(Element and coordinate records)
Start
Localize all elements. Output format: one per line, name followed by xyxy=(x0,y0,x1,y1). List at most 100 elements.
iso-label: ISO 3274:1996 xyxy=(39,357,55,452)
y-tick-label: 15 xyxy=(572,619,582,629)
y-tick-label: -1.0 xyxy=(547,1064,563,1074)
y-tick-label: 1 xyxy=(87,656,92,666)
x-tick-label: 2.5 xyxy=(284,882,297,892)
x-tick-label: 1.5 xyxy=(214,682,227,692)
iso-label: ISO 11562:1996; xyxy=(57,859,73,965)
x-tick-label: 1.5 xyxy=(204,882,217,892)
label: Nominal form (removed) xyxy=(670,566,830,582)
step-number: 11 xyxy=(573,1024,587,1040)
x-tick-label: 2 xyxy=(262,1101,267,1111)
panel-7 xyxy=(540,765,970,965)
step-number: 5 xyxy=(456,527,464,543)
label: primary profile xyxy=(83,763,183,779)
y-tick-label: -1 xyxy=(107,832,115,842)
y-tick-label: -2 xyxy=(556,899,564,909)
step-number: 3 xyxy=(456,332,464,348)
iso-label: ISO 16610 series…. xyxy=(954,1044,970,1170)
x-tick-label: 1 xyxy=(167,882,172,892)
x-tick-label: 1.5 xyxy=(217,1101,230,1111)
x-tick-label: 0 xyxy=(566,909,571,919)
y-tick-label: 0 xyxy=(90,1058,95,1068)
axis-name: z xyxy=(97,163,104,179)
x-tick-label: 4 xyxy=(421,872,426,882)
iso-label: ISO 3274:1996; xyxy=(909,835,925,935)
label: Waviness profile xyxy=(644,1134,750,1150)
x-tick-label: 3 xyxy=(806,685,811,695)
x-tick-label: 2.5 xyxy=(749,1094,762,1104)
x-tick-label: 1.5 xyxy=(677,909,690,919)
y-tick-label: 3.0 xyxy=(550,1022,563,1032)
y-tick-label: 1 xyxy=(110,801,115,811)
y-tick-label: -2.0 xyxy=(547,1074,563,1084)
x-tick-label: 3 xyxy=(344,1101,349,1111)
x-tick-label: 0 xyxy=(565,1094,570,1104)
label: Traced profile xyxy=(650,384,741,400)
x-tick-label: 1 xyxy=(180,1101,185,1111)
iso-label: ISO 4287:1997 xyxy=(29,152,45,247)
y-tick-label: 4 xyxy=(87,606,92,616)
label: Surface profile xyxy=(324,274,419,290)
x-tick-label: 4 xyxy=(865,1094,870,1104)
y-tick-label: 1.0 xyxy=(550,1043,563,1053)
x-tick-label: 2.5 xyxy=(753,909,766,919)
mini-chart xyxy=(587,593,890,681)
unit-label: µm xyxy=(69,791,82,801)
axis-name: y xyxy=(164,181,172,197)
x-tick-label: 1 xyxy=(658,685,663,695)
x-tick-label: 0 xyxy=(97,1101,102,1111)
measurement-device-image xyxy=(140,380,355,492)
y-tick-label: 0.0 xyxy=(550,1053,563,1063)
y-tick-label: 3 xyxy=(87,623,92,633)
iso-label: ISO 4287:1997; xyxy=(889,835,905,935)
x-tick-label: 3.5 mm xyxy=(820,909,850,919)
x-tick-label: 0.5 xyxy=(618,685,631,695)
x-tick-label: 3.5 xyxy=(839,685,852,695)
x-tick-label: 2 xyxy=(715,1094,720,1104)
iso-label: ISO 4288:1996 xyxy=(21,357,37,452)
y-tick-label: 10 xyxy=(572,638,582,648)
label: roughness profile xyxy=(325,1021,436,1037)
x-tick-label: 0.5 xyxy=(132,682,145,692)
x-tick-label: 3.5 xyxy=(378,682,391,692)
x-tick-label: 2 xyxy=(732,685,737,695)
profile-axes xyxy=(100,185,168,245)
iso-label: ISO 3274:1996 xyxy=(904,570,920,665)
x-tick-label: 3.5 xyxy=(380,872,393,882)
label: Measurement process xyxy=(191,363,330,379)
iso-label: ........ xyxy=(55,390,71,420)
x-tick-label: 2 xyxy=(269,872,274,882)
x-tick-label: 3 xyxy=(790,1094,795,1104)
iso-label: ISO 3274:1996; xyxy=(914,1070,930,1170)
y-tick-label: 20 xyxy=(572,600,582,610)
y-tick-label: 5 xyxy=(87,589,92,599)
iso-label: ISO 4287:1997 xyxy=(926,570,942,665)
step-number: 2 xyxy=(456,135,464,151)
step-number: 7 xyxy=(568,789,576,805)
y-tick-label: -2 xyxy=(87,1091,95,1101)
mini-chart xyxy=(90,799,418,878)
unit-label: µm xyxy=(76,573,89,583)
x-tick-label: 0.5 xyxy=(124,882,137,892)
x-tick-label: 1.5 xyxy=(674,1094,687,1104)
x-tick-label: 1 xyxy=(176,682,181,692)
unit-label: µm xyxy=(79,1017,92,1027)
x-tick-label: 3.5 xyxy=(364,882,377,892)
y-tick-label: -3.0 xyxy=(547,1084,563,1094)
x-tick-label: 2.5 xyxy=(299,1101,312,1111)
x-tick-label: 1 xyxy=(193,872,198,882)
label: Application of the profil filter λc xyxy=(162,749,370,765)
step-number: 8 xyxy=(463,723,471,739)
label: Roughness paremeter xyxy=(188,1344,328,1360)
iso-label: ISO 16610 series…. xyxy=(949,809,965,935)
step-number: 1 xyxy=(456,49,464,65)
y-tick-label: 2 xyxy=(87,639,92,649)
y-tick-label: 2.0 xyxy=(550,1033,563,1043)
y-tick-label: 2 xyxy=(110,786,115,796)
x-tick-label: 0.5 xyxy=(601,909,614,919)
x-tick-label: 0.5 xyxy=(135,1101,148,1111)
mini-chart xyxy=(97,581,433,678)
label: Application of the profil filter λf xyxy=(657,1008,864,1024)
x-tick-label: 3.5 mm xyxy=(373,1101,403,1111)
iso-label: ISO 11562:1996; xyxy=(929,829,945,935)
End
Put every line of the material above into a JSON list of strings, with one string per line and blank lines left out.

**RESPONSE TO THE TASK**.
[
  "Localize all elements. Output format: one per line, name followed by xyxy=(x0,y0,x1,y1). List at most 100 elements.",
  "iso-label: ISO 3274:1996 xyxy=(39,357,55,452)",
  "y-tick-label: 15 xyxy=(572,619,582,629)",
  "y-tick-label: -1.0 xyxy=(547,1064,563,1074)",
  "y-tick-label: 1 xyxy=(87,656,92,666)",
  "x-tick-label: 2.5 xyxy=(284,882,297,892)",
  "x-tick-label: 1.5 xyxy=(214,682,227,692)",
  "iso-label: ISO 11562:1996; xyxy=(57,859,73,965)",
  "x-tick-label: 1.5 xyxy=(204,882,217,892)",
  "label: Nominal form (removed) xyxy=(670,566,830,582)",
  "step-number: 11 xyxy=(573,1024,587,1040)",
  "x-tick-label: 2 xyxy=(262,1101,267,1111)",
  "panel-7 xyxy=(540,765,970,965)",
  "step-number: 5 xyxy=(456,527,464,543)",
  "label: primary profile xyxy=(83,763,183,779)",
  "y-tick-label: -1 xyxy=(107,832,115,842)",
  "y-tick-label: -2 xyxy=(556,899,564,909)",
  "step-number: 3 xyxy=(456,332,464,348)",
  "iso-label: ISO 16610 series…. xyxy=(954,1044,970,1170)",
  "x-tick-label: 1 xyxy=(167,882,172,892)",
  "x-tick-label: 1.5 xyxy=(217,1101,230,1111)",
  "x-tick-label: 0 xyxy=(566,909,571,919)",
  "y-tick-label: 0 xyxy=(90,1058,95,1068)",
  "axis-name: z xyxy=(97,163,104,179)",
  "x-tick-label: 4 xyxy=(421,872,426,882)",
  "iso-label: ISO 3274:1996; xyxy=(909,835,925,935)",
  "label: Waviness profile xyxy=(644,1134,750,1150)",
  "x-tick-label: 3 xyxy=(806,685,811,695)",
  "x-tick-label: 2.5 xyxy=(749,1094,762,1104)",
  "x-tick-label: 1.5 xyxy=(677,909,690,919)",
  "y-tick-label: 3.0 xyxy=(550,1022,563,1032)",
  "y-tick-label: 1 xyxy=(110,801,115,811)",
  "y-tick-label: -2.0 xyxy=(547,1074,563,1084)",
  "x-tick-label: 3 xyxy=(344,1101,349,1111)",
  "x-tick-label: 0 xyxy=(565,1094,570,1104)",
  "label: Traced profile xyxy=(650,384,741,400)",
  "x-tick-label: 1 xyxy=(180,1101,185,1111)",
  "iso-label: ISO 4287:1997 xyxy=(29,152,45,247)",
  "y-tick-label: 4 xyxy=(87,606,92,616)",
  "label: Surface profile xyxy=(324,274,419,290)",
  "x-tick-label: 4 xyxy=(865,1094,870,1104)",
  "y-tick-label: 1.0 xyxy=(550,1043,563,1053)",
  "x-tick-label: 2.5 xyxy=(753,909,766,919)",
  "mini-chart xyxy=(587,593,890,681)",
  "unit-label: µm xyxy=(69,791,82,801)",
  "axis-name: y xyxy=(164,181,172,197)",
  "x-tick-label: 1 xyxy=(658,685,663,695)",
  "x-tick-label: 0 xyxy=(97,1101,102,1111)",
  "measurement-device-image xyxy=(140,380,355,492)",
  "y-tick-label: 0.0 xyxy=(550,1053,563,1063)",
  "y-tick-label: 3 xyxy=(87,623,92,633)",
  "iso-label: ISO 4287:1997; xyxy=(889,835,905,935)",
  "x-tick-label: 3.5 mm xyxy=(820,909,850,919)",
  "x-tick-label: 0.5 xyxy=(618,685,631,695)",
  "x-tick-label: 3.5 xyxy=(839,685,852,695)",
  "x-tick-label: 2 xyxy=(715,1094,720,1104)",
  "iso-label: ISO 4288:1996 xyxy=(21,357,37,452)",
  "y-tick-label: 10 xyxy=(572,638,582,648)",
  "label: roughness profile xyxy=(325,1021,436,1037)",
  "x-tick-label: 0.5 xyxy=(132,682,145,692)",
  "x-tick-label: 3.5 xyxy=(378,682,391,692)",
  "x-tick-label: 2 xyxy=(732,685,737,695)",
  "profile-axes xyxy=(100,185,168,245)",
  "iso-label: ISO 3274:1996 xyxy=(904,570,920,665)",
  "x-tick-label: 3.5 xyxy=(380,872,393,882)",
  "label: Measurement process xyxy=(191,363,330,379)",
  "iso-label: ........ xyxy=(55,390,71,420)",
  "x-tick-label: 2 xyxy=(269,872,274,882)",
  "x-tick-label: 3 xyxy=(790,1094,795,1104)",
  "iso-label: ISO 3274:1996; xyxy=(914,1070,930,1170)",
  "y-tick-label: 20 xyxy=(572,600,582,610)",
  "y-tick-label: 5 xyxy=(87,589,92,599)",
  "iso-label: ISO 4287:1997 xyxy=(926,570,942,665)",
  "step-number: 2 xyxy=(456,135,464,151)",
  "step-number: 7 xyxy=(568,789,576,805)",
  "y-tick-label: -2 xyxy=(87,1091,95,1101)",
  "mini-chart xyxy=(90,799,418,878)",
  "unit-label: µm xyxy=(76,573,89,583)",
  "x-tick-label: 0.5 xyxy=(124,882,137,892)",
  "x-tick-label: 1.5 xyxy=(674,1094,687,1104)",
  "x-tick-label: 1 xyxy=(176,682,181,692)",
  "unit-label: µm xyxy=(79,1017,92,1027)",
  "x-tick-label: 3.5 xyxy=(364,882,377,892)",
  "y-tick-label: -3.0 xyxy=(547,1084,563,1094)",
  "x-tick-label: 2.5 xyxy=(299,1101,312,1111)",
  "x-tick-label: 1 xyxy=(193,872,198,882)",
  "label: Application of the profil filter λc xyxy=(162,749,370,765)",
  "step-number: 8 xyxy=(463,723,471,739)",
  "label: Roughness paremeter xyxy=(188,1344,328,1360)",
  "iso-label: ISO 16610 series…. xyxy=(949,809,965,935)",
  "step-number: 1 xyxy=(456,49,464,65)",
  "y-tick-label: 2 xyxy=(87,639,92,649)",
  "y-tick-label: 2.0 xyxy=(550,1033,563,1043)",
  "y-tick-label: 2 xyxy=(110,786,115,796)",
  "x-tick-label: 0.5 xyxy=(601,909,614,919)",
  "x-tick-label: 0.5 xyxy=(135,1101,148,1111)",
  "mini-chart xyxy=(97,581,433,678)",
  "label: Application of the profil filter λf xyxy=(657,1008,864,1024)",
  "x-tick-label: 3.5 mm xyxy=(373,1101,403,1111)",
  "iso-label: ISO 11562:1996; xyxy=(929,829,945,935)"
]